:: TEXTE FOURNI
Ismaël, le narrateur de « la noire tragédie de ce navire de mélancolie » (p. 591), est dégoûté de la société et décide de s’embarquer à bord d’un baleinier. Il est embauché sur le Péquod, dirigé par le capitaine Achab. L’objectif du navire est évidemment d’alimenter le marché de la baleine, mais le capitaine veut en réalité se venger de Moby Dick, cachalot blanc qui lui arraché la jambe « Elle a été dévorée, mâchée, broyée par le plus monstrueux cachalot qui ait jamais fait voler en éclats un bateau. » (p. 101)
Que le démarrage est long avant l’embarquement ! Il y a de nombreux chapitres présentant les préparatifs et la rencontre entre Ismaël et Queequeg, le cannibale harponneur, d’où naît une forte amitié. Mais une fois le Péquod lancé sur les flots, l’intrigue ne progresse pas pour autant rapidement. Ismaël décrit avec minutie les techniques de chasse à la baleine et présente toute l’étendue de son savoir sur les cétacés. « Vu sa masse imposante, la baleine est un sujet rêvé pour exagérer, et, d’une façon générale, discourir et s’étendre. Le voudriez-vous que vous ne la pourriez réduire. […] Puisque j’ai entrepris de manier ce Léviathan, il m’incombe de me montrer à la hauteur de ma tâche, de ne pas négliger la plus minuscule cellule de son sang et de raconter jusqu’au moindre repli de ses entrailles. » (p. 550) C’est véritablement une encyclopédie qu’il propose.
Témoin de la chasse et participant à toutes les tâches à bord, Ismaël s’implique cependant très peu dans l’intrigue et n’a étonnamment aucune interaction avec le capitaine Achab. Mais son récit laisse entendre qu’il a pleinement embrassé le but de ce voyage. « Une sympathie occulte et farouche me possédait, la haine dévorante d’Achab devenait mienne. Je tendis une oreille avide à l’histoire de ce monstre sanguinaire, contre lequel j’avais avec tous les autres, juré vengeance. » (p. 229) Dans la tradition baleinière qui existe depuis Job, il est question des nombreuses légendes sur ce monstre immense, créature haïe et fantasmée dont la mise à mort industrielle par les hommes ensanglante la mer. Le cachalot blanc est terrible, mais innocent et pur dans sa brutalité.
::::
> _ACTIONS DEMANDÉES_
a - Répondez aux questions suivantes à l'aide du texte sur Moby Dick :
(i) Sur quel navire Ismaël est-il embauché ?
(ii) Avec quel personnage se noue une forte amitié avant l'embarquement ?
(iii) Avec quel personnage Ismaël n'a-t-il aucune interaction ?
b - Reprenez le texte sur Moby Dick depuis « Que le démarrage » jusqu'à « encyclopédie qu’il propose. » en remplaçant « minutie » par « précision ».
c - Rédigez la suite du texte sur Moby Dick en partant de sa dernière phrase.
:: DONNÉES AFFICHÉES
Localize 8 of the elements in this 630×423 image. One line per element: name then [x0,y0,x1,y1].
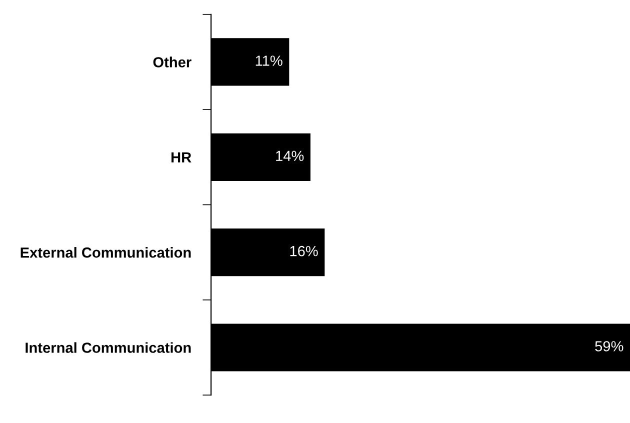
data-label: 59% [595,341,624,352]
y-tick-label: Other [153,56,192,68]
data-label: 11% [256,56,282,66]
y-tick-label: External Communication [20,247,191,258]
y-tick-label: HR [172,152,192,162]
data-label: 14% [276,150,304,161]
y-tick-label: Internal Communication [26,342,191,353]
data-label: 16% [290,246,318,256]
::::
:: DONNÉES AFFICHÉES
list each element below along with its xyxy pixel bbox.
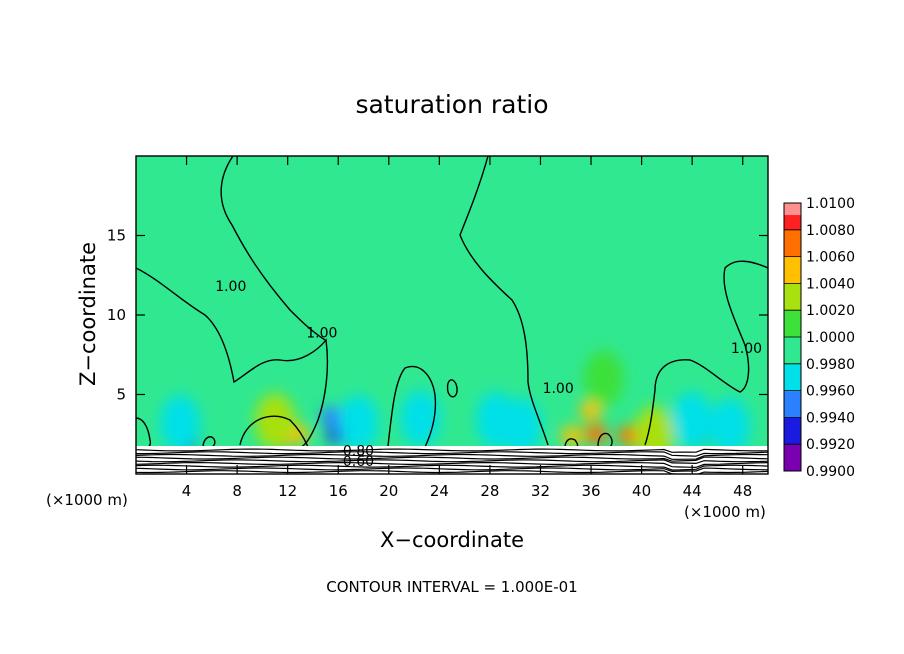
::::
> _RÉPONSES PAR CONSIGNE_
a -
(i) Le Péquod.
(ii) Queequeg, le cannibale harponneur.
(iii) Le capitaine Achab.

b -
Que le démarrage est long avant l’embarquement ! Il y a de nombreux chapitres présentant les préparatifs et la rencontre entre Ismaël et Queequeg, le cannibale harponneur, d’où naît une forte amitié. Mais une fois le Péquod lancé sur les flots, l’intrigue ne progresse pas pour autant rapidement. Ismaël décrit avec précision les techniques de chasse à la baleine et présente toute l’étendue de son savoir sur les cétacés. « Vu sa masse imposante, la baleine est un sujet rêvé pour exagérer, et, d’une façon générale, discourir et s’étendre. Le voudriez-vous que vous ne la pourriez réduire. […] Puisque j’ai entrepris de manier ce Léviathan, il m’incombe de me montrer à la hauteur de ma tâche, de ne pas négliger la plus minuscule cellule de son sang et de raconter jusqu’au moindre repli de ses entrailles. » (p. 550) C’est véritablement une encyclopédie qu’il propose.

c -
Moby Dick est un roman complexe et riche, offrant plusieurs niveaux de lecture. L’auteur développe des réflexions sur les différentes religions du monde et la recherche des preuves de Dieu. La chasse donnée à la bête à la mâchoire difforme s’apparente à une quête métaphysique, mais négative. Mort à Moby Dick ! Que Dieu nous donne à tous la chasse, si nous ne la donnons pas à Moby Dick jusqu’à sa mort ! » (p. 215) La vengeance enragée d’Achab est teintée d’orgueil : entre lui et Moby Dick, c’est une lutte titanesque qui oppose le Mal et le Bien dont l’issue sera nécessairement fatale. « Oh ! Achab, […], il n’est pas trop tard, même en ce troisième jour, pour renoncer. Vois, Moby Dick ne te cherche pas ! C’est toi, toi seul qui le cherches de ta folie ! » (p. 684)
Il ne faut pas se laisser décourager par la densité de ce roman. L’histoire est puissante, la langue est passionnante et érudite, le sujet est vaste et multiple. N’hésitez pas, lancez-vous aussi à la poursuite de Moby Dick !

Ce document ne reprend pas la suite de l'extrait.